# Exercise:
Report all lines from the entries below in which "xlabel" appears.

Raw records
--- START ---

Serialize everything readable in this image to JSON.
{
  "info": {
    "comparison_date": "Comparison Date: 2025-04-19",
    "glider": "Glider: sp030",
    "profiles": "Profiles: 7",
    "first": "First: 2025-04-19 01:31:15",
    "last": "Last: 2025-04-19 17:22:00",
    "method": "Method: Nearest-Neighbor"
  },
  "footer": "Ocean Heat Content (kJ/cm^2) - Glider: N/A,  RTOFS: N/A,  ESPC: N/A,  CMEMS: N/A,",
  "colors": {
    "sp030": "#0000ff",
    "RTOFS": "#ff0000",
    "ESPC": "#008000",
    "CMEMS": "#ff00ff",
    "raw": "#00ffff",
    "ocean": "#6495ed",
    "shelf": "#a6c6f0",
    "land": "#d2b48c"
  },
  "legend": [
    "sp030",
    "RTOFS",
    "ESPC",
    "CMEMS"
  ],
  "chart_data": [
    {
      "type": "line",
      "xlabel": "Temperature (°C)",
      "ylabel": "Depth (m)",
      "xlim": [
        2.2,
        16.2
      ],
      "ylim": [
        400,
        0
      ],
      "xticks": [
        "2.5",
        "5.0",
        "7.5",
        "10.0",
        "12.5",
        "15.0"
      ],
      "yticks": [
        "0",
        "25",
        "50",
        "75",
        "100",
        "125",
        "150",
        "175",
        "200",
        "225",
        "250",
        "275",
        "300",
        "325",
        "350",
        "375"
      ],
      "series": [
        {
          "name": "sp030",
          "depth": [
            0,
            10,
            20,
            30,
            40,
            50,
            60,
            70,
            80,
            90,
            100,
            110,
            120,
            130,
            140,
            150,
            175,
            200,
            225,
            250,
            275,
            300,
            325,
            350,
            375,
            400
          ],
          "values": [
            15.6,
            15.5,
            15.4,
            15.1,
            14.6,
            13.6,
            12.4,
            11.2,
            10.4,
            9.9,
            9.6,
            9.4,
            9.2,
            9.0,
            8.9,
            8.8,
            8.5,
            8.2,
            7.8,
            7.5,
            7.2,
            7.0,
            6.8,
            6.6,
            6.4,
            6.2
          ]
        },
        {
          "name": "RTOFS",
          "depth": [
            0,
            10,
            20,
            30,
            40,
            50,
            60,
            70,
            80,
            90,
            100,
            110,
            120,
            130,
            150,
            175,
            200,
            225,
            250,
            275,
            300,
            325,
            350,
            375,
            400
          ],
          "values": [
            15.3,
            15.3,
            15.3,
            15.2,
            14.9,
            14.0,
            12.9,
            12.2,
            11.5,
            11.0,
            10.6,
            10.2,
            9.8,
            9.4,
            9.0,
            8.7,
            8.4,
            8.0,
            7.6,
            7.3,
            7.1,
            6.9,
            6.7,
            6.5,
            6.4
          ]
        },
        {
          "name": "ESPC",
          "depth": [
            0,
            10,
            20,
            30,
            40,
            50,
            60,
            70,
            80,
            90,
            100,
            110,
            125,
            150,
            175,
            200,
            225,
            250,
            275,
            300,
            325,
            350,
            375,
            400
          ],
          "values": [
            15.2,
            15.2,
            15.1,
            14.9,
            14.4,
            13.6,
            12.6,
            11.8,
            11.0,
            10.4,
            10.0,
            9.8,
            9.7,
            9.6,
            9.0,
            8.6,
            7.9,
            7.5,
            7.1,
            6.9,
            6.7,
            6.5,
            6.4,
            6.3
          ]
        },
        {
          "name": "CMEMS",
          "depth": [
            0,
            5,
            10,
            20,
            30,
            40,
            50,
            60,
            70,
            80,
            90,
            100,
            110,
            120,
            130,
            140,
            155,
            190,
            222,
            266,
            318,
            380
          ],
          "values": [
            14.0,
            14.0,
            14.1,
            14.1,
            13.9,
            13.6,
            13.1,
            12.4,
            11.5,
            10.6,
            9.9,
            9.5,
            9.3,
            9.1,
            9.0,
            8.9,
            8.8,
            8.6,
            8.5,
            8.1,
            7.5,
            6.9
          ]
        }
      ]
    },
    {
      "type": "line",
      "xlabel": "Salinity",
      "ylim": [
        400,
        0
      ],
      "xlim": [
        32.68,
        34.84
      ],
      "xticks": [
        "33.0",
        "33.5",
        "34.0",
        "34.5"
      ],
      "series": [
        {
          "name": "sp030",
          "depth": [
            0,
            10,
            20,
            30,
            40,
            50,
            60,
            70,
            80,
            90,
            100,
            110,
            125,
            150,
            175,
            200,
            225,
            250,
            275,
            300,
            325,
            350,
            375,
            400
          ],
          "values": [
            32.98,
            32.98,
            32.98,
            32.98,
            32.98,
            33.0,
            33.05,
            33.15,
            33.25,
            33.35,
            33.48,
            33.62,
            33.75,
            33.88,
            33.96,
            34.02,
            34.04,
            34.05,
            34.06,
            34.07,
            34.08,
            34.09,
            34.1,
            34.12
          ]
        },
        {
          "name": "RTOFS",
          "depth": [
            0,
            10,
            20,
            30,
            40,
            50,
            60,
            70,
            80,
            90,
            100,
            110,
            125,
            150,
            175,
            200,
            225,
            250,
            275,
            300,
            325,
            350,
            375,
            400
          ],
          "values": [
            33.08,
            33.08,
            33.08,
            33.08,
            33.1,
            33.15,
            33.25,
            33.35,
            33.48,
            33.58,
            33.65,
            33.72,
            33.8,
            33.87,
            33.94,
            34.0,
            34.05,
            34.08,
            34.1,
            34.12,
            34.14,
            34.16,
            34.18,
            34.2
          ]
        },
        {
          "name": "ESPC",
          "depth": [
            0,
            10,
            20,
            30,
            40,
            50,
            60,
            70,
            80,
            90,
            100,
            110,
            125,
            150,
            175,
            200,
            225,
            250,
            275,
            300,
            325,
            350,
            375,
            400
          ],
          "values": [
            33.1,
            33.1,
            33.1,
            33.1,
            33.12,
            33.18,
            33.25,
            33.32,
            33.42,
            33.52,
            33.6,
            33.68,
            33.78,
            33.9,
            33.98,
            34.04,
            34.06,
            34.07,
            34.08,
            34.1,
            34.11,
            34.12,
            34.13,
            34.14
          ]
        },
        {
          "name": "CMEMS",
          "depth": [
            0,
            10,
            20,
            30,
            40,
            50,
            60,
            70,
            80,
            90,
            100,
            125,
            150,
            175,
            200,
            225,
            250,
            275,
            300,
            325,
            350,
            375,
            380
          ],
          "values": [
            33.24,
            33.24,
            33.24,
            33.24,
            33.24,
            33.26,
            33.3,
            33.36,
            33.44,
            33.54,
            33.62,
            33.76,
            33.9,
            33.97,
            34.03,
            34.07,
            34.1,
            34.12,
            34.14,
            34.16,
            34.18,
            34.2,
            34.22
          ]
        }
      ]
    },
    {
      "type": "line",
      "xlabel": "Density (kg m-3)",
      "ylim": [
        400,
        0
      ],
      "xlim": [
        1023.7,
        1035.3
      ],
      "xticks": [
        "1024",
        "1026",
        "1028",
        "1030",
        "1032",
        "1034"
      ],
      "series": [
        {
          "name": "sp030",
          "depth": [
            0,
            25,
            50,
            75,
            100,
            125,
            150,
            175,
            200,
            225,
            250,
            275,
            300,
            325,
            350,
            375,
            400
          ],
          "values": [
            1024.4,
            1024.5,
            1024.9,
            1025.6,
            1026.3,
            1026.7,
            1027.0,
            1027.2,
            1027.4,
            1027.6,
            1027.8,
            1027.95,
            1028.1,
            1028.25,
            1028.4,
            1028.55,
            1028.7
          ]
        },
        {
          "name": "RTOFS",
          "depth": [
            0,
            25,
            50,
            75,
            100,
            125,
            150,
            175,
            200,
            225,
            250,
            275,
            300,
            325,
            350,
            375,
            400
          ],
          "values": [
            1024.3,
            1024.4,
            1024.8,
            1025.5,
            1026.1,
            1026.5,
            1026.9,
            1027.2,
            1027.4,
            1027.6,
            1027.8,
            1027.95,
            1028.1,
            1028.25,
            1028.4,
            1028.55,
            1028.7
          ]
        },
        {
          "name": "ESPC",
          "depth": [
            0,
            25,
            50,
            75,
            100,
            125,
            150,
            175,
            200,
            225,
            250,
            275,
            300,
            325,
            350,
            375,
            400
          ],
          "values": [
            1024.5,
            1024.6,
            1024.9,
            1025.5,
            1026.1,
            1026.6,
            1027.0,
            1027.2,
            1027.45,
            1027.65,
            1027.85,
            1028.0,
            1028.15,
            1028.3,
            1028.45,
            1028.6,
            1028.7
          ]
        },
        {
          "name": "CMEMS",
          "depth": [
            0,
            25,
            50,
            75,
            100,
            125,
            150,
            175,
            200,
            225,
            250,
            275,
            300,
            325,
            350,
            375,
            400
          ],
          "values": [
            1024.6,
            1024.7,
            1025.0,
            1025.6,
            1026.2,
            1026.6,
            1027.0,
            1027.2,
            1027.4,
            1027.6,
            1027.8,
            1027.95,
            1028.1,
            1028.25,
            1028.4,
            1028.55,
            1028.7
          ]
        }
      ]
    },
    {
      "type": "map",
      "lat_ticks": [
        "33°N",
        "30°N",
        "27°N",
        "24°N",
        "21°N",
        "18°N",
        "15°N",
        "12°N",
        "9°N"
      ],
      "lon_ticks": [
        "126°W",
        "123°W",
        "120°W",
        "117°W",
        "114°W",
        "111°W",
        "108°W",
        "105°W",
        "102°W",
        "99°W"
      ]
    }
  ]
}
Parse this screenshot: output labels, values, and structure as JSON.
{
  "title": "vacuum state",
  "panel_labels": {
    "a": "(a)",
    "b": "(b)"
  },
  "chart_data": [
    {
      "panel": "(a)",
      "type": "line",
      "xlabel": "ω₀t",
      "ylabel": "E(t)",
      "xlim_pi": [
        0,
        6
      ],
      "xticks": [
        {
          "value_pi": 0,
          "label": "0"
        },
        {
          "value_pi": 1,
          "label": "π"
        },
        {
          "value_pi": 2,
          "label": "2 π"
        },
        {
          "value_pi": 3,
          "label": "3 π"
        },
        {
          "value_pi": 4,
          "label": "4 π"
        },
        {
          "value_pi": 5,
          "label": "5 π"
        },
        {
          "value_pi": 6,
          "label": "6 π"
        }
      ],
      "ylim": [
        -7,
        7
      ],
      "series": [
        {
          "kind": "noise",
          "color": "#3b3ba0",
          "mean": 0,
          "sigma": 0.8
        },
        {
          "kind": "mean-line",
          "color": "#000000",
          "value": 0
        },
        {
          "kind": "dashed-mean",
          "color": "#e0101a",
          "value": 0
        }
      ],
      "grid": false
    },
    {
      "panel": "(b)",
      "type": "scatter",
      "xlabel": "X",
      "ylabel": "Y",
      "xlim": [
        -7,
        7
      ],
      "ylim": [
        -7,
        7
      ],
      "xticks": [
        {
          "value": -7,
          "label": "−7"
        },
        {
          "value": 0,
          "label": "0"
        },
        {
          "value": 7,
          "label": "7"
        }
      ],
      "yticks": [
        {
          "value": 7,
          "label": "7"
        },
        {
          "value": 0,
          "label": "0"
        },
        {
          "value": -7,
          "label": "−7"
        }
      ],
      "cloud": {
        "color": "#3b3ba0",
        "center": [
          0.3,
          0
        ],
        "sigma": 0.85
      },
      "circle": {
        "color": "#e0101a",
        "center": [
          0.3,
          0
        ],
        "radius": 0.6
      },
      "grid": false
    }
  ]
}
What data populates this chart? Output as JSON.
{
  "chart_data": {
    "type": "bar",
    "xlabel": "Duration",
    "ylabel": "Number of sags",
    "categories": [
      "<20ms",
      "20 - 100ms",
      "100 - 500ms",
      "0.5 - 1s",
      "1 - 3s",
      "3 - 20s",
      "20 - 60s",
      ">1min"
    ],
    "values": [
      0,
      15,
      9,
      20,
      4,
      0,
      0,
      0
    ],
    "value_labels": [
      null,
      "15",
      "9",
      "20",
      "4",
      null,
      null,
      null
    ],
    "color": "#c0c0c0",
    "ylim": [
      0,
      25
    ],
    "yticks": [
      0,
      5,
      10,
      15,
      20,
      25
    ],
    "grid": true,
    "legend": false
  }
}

--- END ---

# Complete answer:
      "xlabel": "Temperature (°C)",
      "xlabel": "Salinity",
      "xlabel": "Density (kg m-3)",
      "xlabel": "ω₀t",
      "xlabel": "X",
    "xlabel": "Duration",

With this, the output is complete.